Exactly reproduce the entries, dropping any pictures from your copy.

### [Records supplied]
◆ ◆ ◆

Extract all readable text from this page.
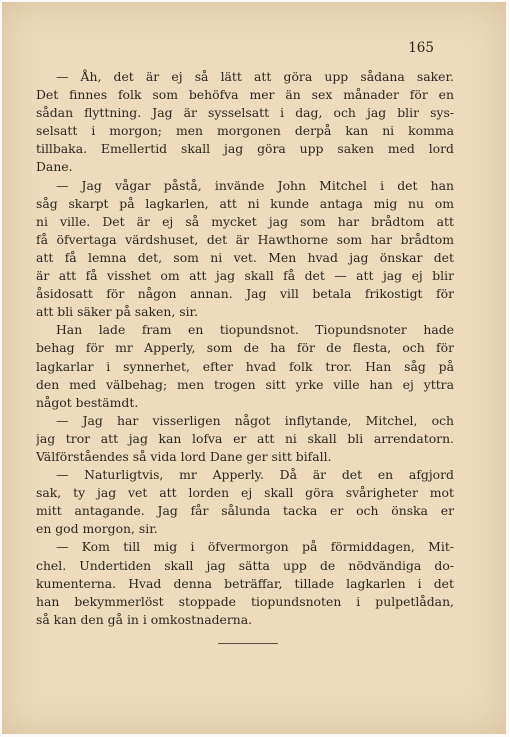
165
— Åh, det är ej så lätt att göra upp sådana saker.
Det finnes folk som behöfva mer än sex månader för en
sådan flyttning. Jag är sysselsatt i dag, och jag blir sys-
selsatt i morgon; men morgonen derpå kan ni komma
tillbaka. Emellertid skall jag göra upp saken med lord
Dane.
— Jag vågar påstå, invände John Mitchel i det han
såg skarpt på lagkarlen, att ni kunde antaga mig nu om
ni ville. Det är ej så mycket jag som har brådtom att
få öfvertaga värdshuset, det är Hawthorne som har brådtom
att få lemna det, som ni vet. Men hvad jag önskar det
är att få visshet om att jag skall få det — att jag ej blir
åsidosatt för någon annan. Jag vill betala frikostigt för
att bli säker på saken, sir.
Han lade fram en tiopundsnot. Tiopundsnoter hade
behag för mr Apperly, som de ha för de flesta, och för
lagkarlar i synnerhet, efter hvad folk tror. Han såg på
den med välbehag; men trogen sitt yrke ville han ej yttra
något bestämdt.
— Jag har visserligen något inflytande, Mitchel, och
jag tror att jag kan lofva er att ni skall bli arrendatorn.
Välförståendes så vida lord Dane ger sitt bifall.
— Naturligtvis, mr Apperly. Då är det en afgjord
sak, ty jag vet att lorden ej skall göra svårigheter mot
mitt antagande. Jag får sålunda tacka er och önska er
en god morgon, sir.
— Kom till mig i öfvermorgon på förmiddagen, Mit-
chel. Undertiden skall jag sätta upp de nödvändiga do-
kumenterna. Hvad denna beträffar, tillade lagkarlen i det
han bekymmerlöst stoppade tiopundsnoten i pulpetlådan,
så kan den gå in i omkostnaderna.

◆ ◆ ◆

### [Reply to the exercise]
Extract all readable text from this page.
165
— Åh, det är ej så lätt att göra upp sådana saker.
Det finnes folk som behöfva mer än sex månader för en
sådan flyttning. Jag är sysselsatt i dag, och jag blir sys-
selsatt i morgon; men morgonen derpå kan ni komma
tillbaka. Emellertid skall jag göra upp saken med lord
Dane.
— Jag vågar påstå, invände John Mitchel i det han
såg skarpt på lagkarlen, att ni kunde antaga mig nu om
ni ville. Det är ej så mycket jag som har brådtom att
få öfvertaga värdshuset, det är Hawthorne som har brådtom
att få lemna det, som ni vet. Men hvad jag önskar det
är att få visshet om att jag skall få det — att jag ej blir
åsidosatt för någon annan. Jag vill betala frikostigt för
att bli säker på saken, sir.
Han lade fram en tiopundsnot. Tiopundsnoter hade
behag för mr Apperly, som de ha för de flesta, och för
lagkarlar i synnerhet, efter hvad folk tror. Han såg på
den med välbehag; men trogen sitt yrke ville han ej yttra
något bestämdt.
— Jag har visserligen något inflytande, Mitchel, och
jag tror att jag kan lofva er att ni skall bli arrendatorn.
Välförståendes så vida lord Dane ger sitt bifall.
— Naturligtvis, mr Apperly. Då är det en afgjord
sak, ty jag vet att lorden ej skall göra svårigheter mot
mitt antagande. Jag får sålunda tacka er och önska er
en god morgon, sir.
— Kom till mig i öfvermorgon på förmiddagen, Mit-
chel. Undertiden skall jag sätta upp de nödvändiga do-
kumenterna. Hvad denna beträffar, tillade lagkarlen i det
han bekymmerlöst stoppade tiopundsnoten i pulpetlådan,
så kan den gå in i omkostnaderna.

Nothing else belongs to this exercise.